## Exercise instructions
Please copy every line of the records below that holds the word "Brick".

## Data excerpts
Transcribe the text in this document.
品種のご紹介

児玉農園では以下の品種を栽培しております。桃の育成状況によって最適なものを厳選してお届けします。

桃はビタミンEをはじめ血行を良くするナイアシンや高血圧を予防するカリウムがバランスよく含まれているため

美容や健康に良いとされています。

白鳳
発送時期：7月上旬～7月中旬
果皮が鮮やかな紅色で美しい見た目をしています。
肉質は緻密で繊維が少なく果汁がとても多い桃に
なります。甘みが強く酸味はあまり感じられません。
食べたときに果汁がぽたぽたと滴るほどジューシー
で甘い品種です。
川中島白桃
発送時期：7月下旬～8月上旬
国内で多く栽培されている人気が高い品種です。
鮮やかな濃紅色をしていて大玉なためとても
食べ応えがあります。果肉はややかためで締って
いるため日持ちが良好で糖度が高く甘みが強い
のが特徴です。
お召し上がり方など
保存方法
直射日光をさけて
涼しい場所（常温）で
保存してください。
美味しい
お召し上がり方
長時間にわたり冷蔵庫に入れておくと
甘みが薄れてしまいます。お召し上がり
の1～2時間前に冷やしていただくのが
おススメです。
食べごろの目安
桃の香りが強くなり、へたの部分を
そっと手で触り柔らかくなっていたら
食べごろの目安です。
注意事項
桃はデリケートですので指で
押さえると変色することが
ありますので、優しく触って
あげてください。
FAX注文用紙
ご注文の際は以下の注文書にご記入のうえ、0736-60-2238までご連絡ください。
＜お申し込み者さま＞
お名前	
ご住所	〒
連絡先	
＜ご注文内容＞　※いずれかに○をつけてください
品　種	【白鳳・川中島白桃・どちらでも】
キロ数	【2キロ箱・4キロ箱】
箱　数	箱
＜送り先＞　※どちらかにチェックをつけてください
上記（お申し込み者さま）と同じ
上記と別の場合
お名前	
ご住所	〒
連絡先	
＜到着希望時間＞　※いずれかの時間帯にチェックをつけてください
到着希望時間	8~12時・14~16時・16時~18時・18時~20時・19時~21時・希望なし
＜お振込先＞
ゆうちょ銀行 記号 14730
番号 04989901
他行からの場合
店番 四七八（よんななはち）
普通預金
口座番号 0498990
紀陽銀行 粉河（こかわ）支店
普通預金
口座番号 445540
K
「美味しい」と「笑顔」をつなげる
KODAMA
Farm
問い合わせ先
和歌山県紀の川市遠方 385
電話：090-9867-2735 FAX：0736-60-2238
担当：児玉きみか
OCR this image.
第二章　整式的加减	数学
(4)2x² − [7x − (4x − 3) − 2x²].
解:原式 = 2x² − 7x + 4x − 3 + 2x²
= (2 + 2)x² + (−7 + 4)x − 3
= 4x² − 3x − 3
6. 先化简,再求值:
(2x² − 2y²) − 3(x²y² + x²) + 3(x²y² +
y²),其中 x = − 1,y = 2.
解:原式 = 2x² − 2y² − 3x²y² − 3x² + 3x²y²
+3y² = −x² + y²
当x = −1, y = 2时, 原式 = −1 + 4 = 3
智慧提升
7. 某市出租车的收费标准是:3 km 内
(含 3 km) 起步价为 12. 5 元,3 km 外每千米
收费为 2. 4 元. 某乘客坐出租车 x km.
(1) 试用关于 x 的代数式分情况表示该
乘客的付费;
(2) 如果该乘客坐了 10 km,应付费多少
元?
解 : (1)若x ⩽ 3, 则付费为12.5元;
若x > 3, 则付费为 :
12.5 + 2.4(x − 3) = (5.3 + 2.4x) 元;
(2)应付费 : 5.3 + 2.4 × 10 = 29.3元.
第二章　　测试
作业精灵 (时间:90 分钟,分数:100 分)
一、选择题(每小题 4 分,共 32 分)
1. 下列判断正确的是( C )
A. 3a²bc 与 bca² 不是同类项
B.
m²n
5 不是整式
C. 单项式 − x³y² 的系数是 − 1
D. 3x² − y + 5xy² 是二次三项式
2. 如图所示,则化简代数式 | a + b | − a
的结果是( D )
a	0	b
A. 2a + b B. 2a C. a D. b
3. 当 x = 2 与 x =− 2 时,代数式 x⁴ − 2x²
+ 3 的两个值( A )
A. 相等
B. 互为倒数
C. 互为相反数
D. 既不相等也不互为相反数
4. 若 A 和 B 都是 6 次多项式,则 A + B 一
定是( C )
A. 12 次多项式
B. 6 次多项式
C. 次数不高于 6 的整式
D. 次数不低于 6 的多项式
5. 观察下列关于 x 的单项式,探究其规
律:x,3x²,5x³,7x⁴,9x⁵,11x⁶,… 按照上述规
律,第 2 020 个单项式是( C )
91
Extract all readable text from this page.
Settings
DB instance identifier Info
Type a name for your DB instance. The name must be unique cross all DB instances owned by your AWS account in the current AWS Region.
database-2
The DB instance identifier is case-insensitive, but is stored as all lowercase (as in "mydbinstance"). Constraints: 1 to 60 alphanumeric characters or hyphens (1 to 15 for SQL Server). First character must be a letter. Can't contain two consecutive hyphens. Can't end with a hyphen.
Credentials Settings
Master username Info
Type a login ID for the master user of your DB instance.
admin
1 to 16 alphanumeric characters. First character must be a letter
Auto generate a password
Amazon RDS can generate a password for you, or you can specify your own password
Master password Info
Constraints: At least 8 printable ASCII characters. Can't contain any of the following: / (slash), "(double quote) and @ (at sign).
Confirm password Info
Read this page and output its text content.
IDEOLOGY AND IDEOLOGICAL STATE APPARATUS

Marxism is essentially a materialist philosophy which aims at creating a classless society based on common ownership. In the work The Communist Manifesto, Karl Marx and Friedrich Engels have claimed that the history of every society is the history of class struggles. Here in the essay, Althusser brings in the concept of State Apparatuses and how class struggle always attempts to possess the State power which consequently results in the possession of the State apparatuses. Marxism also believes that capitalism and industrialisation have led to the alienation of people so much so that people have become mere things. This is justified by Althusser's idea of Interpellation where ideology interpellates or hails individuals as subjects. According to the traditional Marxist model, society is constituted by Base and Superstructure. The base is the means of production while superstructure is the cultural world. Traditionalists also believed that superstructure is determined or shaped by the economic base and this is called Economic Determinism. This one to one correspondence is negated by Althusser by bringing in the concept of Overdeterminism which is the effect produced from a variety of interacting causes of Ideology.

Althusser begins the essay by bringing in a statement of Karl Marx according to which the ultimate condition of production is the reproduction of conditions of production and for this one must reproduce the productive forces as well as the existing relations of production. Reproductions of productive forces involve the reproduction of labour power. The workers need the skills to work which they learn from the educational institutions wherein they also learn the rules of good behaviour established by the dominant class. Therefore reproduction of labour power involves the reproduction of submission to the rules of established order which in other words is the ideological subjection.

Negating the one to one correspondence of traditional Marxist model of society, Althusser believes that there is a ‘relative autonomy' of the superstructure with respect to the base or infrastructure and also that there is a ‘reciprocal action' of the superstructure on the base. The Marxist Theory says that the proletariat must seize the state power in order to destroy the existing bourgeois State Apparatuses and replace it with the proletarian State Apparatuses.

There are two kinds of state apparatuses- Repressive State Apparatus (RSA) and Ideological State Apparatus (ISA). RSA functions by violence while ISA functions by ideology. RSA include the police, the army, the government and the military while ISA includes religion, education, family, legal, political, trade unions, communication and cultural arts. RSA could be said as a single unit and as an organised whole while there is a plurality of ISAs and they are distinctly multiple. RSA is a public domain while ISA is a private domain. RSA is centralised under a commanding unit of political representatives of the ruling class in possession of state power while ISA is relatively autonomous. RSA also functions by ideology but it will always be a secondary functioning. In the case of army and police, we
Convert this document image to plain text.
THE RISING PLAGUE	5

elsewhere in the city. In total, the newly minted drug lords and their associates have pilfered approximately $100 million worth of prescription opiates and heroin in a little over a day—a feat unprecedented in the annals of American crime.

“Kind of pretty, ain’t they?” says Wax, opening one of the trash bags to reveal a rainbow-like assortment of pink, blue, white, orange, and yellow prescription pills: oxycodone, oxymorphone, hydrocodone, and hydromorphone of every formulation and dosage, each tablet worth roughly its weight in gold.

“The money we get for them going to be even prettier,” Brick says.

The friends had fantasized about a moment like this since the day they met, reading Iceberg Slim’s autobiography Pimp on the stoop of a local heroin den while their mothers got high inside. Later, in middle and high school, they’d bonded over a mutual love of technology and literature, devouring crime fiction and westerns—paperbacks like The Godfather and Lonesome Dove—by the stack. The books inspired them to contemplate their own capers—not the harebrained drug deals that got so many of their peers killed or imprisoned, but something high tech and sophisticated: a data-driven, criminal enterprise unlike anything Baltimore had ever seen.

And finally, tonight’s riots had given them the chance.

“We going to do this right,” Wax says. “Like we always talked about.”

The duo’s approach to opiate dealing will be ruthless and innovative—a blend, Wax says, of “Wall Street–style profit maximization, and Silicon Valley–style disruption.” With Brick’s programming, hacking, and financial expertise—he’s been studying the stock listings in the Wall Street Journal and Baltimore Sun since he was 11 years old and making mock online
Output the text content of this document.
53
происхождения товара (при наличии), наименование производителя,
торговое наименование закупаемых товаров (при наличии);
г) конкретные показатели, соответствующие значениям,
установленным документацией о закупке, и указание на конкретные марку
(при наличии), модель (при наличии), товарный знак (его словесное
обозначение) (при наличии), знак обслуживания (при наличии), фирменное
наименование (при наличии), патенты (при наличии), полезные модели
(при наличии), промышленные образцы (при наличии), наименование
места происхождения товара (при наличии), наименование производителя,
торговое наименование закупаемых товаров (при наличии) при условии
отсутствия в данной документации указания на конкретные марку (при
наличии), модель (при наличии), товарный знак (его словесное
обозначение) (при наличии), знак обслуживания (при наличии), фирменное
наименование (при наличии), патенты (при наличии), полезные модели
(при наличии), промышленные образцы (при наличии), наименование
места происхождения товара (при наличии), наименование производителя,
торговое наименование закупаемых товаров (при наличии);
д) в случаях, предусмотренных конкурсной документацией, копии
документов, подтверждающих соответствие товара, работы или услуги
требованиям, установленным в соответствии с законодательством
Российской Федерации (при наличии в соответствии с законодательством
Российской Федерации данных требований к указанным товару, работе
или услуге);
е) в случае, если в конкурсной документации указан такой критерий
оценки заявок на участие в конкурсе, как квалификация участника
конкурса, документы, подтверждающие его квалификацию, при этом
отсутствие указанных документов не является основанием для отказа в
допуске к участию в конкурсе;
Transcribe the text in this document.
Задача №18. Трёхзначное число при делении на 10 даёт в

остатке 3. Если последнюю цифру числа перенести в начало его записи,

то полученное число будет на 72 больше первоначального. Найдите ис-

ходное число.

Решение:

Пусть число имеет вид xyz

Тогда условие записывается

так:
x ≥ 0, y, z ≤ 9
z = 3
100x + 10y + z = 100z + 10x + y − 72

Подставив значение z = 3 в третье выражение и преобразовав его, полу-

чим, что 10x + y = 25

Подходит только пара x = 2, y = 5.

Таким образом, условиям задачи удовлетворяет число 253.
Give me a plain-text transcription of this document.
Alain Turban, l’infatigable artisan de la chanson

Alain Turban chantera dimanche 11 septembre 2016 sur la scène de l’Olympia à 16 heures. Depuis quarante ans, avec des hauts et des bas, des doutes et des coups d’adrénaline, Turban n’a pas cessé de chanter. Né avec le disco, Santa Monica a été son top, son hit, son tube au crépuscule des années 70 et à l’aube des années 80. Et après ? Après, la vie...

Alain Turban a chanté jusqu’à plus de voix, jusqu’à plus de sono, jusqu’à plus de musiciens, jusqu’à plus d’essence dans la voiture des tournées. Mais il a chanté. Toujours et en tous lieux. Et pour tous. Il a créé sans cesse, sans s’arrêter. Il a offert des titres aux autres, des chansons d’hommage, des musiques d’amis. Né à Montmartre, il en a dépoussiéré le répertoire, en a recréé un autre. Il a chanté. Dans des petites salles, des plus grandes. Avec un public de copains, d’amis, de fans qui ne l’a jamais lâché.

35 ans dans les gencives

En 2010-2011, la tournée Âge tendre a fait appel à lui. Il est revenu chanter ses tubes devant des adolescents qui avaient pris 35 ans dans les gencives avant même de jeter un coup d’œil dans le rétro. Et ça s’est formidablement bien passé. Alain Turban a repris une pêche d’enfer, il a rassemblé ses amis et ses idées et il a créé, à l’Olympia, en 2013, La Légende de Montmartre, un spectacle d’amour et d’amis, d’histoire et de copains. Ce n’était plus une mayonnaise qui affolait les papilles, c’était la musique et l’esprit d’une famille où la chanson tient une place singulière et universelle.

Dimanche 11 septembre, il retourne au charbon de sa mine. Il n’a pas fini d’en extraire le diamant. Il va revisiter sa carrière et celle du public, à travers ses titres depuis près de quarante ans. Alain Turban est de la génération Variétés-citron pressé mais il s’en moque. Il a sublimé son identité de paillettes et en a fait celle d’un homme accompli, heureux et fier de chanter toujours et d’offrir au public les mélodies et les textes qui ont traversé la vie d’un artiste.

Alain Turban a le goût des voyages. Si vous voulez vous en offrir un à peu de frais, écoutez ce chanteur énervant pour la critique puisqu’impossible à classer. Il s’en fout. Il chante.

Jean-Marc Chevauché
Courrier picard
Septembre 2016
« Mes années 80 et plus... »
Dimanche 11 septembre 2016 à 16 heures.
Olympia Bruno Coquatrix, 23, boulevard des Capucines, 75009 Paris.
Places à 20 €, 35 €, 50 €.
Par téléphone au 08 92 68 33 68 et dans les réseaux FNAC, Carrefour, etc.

## Result of the exercise
“The money we get for them going to be even prettier,” Brick says.
The duo’s approach to opiate dealing will be ruthless and innovative—a blend, Wax says, of “Wall Street–style profit maximization, and Silicon Valley–style disruption.” With Brick’s programming, hacking, and financial expertise—he’s been studying the stock listings in the Wall Street Journal and Baltimore Sun since he was 11 years old and making mock online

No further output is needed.